## GIVEN INSTRUCTION
"sécurité" appears in how many lines of the entries? State only the number.

[Data entries]
□ □ □ □ □ □ □

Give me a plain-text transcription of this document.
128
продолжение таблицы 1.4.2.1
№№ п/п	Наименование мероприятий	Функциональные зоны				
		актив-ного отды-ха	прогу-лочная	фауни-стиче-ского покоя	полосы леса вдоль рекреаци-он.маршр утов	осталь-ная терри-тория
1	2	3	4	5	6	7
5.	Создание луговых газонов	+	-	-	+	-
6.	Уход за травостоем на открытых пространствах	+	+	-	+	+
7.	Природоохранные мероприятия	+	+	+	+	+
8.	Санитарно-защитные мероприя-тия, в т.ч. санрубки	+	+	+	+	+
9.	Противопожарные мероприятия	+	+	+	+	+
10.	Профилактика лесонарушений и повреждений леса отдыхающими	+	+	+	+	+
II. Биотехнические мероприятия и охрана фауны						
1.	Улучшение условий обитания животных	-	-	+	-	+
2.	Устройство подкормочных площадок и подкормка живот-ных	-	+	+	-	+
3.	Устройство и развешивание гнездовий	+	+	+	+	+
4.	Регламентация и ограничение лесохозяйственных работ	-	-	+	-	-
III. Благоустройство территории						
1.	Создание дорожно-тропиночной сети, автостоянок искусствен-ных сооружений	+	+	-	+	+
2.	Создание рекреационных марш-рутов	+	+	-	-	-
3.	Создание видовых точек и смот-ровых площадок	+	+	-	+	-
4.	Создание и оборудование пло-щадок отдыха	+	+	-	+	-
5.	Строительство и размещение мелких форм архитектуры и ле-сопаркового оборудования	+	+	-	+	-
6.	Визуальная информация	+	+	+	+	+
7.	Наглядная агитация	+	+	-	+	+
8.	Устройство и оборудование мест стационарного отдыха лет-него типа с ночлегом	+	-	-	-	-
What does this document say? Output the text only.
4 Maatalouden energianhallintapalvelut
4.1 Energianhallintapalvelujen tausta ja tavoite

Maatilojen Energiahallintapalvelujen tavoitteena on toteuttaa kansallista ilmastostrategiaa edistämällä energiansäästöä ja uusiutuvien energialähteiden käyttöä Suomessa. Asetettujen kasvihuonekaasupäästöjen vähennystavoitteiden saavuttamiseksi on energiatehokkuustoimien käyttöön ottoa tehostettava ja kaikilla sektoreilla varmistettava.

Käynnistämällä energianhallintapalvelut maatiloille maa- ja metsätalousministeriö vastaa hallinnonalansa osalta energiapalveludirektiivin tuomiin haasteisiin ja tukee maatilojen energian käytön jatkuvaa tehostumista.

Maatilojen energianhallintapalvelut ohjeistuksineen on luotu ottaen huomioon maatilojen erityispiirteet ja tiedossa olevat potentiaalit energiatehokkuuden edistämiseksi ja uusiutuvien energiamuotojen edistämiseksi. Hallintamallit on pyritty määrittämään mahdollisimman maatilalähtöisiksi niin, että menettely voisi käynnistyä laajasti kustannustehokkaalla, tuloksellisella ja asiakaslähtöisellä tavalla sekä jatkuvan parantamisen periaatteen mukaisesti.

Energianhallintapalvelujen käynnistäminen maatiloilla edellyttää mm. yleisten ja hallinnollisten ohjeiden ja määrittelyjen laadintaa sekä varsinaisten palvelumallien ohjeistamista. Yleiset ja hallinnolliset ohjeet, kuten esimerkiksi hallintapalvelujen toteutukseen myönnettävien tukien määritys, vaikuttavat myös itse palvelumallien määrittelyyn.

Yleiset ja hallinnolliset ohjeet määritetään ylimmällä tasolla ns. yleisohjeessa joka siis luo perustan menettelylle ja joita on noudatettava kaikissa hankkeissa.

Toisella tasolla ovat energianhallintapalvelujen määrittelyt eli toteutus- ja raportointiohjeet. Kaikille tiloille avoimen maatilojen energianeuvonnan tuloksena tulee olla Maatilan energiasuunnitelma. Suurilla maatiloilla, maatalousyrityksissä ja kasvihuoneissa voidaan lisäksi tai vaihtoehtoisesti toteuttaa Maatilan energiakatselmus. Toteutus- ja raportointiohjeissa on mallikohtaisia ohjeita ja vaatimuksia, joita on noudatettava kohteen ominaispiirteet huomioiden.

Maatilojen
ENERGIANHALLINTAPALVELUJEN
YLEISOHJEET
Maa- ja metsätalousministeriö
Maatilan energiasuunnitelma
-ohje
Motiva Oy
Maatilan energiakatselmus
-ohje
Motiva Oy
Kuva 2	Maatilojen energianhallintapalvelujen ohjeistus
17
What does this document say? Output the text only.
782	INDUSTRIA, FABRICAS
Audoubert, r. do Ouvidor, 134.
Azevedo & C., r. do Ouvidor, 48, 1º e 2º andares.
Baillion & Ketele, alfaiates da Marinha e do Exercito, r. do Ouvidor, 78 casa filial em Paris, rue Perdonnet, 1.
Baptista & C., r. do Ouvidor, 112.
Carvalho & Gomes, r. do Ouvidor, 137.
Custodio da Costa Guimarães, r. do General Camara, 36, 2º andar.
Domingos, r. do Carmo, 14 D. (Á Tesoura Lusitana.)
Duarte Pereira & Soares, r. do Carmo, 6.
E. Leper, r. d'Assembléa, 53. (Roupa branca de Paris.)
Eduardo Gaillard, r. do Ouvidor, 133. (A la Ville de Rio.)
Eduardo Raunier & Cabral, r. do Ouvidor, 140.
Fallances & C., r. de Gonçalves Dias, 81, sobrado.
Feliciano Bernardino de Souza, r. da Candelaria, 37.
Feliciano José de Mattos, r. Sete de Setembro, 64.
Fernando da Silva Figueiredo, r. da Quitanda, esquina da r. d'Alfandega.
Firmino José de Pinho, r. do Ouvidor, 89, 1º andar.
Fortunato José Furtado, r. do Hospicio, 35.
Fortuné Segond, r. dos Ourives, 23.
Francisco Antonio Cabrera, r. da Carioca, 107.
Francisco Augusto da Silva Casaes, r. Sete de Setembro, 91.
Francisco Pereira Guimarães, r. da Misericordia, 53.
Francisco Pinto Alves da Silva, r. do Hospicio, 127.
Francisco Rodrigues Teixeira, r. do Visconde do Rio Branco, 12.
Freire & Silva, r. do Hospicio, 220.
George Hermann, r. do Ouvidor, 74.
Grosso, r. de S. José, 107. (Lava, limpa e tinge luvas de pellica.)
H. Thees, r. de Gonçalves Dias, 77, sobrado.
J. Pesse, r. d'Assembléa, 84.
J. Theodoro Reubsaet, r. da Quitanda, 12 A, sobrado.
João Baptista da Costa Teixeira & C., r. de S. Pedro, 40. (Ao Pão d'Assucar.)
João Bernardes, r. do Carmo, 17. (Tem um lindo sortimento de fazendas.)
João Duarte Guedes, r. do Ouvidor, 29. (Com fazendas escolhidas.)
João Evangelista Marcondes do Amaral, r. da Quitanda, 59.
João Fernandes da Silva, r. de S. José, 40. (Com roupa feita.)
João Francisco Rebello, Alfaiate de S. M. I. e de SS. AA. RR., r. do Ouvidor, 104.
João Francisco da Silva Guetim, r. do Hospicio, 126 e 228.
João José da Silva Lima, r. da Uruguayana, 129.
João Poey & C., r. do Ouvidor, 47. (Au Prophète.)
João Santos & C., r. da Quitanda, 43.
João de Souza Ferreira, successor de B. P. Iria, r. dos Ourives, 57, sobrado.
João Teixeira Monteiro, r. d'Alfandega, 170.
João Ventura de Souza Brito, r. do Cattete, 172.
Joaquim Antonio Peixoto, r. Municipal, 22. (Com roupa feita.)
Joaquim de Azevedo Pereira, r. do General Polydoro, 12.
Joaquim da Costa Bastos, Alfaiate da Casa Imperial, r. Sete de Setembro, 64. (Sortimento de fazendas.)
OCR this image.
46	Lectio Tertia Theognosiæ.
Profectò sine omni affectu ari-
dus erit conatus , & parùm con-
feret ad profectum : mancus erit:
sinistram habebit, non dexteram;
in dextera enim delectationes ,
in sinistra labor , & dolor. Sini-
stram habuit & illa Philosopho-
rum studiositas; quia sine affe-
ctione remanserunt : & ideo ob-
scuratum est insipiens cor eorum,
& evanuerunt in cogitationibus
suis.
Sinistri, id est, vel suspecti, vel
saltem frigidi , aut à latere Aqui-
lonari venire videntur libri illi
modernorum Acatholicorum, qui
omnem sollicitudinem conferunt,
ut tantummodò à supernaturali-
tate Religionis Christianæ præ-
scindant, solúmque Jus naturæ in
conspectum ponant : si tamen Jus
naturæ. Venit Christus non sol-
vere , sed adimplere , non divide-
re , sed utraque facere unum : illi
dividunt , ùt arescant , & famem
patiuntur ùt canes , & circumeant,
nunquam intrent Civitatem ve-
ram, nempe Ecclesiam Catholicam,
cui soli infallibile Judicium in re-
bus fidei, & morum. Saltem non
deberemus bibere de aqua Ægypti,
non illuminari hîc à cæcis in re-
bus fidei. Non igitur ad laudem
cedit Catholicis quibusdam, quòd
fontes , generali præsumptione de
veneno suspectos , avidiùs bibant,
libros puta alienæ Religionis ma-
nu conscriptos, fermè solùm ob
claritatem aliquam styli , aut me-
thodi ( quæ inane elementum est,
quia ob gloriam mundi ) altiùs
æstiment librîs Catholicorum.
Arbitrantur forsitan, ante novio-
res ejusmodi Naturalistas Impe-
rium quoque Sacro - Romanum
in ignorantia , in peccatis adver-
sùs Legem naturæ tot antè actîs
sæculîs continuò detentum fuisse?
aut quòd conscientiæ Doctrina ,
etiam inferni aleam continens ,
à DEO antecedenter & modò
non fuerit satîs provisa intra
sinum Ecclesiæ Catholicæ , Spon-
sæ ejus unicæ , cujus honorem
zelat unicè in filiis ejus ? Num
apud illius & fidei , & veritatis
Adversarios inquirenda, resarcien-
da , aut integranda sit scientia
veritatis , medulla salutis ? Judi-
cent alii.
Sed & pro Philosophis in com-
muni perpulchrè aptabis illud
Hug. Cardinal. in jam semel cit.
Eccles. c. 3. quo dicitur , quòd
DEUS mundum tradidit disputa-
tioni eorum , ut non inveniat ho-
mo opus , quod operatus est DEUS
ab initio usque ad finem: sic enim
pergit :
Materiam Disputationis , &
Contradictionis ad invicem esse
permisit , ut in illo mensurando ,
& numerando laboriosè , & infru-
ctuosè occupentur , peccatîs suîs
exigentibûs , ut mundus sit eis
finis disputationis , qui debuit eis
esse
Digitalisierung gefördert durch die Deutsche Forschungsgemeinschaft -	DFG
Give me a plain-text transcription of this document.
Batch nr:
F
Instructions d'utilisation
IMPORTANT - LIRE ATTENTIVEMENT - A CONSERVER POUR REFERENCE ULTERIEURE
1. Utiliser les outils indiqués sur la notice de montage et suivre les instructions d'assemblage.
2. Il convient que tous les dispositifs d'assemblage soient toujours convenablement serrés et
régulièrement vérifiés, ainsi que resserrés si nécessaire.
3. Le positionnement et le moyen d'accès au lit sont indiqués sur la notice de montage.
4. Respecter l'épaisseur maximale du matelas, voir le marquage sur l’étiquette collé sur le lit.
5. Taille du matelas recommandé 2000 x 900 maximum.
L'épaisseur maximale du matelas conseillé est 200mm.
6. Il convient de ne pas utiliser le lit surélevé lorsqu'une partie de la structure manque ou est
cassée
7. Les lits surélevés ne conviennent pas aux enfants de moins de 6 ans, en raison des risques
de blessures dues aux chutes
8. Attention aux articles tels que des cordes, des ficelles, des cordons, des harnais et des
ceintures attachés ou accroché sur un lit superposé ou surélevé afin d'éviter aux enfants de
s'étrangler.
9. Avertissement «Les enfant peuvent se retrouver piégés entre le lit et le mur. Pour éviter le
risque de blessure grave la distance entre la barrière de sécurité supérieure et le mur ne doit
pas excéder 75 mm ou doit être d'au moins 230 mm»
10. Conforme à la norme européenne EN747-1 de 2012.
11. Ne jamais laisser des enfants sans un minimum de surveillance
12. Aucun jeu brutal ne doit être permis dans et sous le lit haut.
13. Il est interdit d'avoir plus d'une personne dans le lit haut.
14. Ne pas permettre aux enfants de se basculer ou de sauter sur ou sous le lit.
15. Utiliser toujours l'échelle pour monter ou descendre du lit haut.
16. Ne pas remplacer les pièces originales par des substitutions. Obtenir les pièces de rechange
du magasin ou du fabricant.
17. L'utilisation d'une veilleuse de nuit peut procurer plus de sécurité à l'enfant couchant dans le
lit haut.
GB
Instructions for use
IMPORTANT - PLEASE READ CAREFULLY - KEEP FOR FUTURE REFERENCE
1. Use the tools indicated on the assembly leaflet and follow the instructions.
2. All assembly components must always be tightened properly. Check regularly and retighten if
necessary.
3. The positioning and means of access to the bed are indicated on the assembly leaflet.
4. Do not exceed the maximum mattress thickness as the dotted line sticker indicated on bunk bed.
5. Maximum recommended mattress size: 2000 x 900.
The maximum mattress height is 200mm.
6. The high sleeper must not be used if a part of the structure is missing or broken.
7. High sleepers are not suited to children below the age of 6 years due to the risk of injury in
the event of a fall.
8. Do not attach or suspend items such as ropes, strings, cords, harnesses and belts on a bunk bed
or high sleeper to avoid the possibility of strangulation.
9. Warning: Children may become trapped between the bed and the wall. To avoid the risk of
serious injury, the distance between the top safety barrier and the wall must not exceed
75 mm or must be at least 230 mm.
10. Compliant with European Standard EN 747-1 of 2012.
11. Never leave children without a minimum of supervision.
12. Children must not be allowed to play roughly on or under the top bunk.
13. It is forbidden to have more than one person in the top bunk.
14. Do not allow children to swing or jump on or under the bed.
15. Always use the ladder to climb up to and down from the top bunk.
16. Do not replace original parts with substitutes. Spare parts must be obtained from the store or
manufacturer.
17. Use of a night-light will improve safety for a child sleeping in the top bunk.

□ □ □ □ □ □ □

## RESPONSE TO THIS EXERCISE
2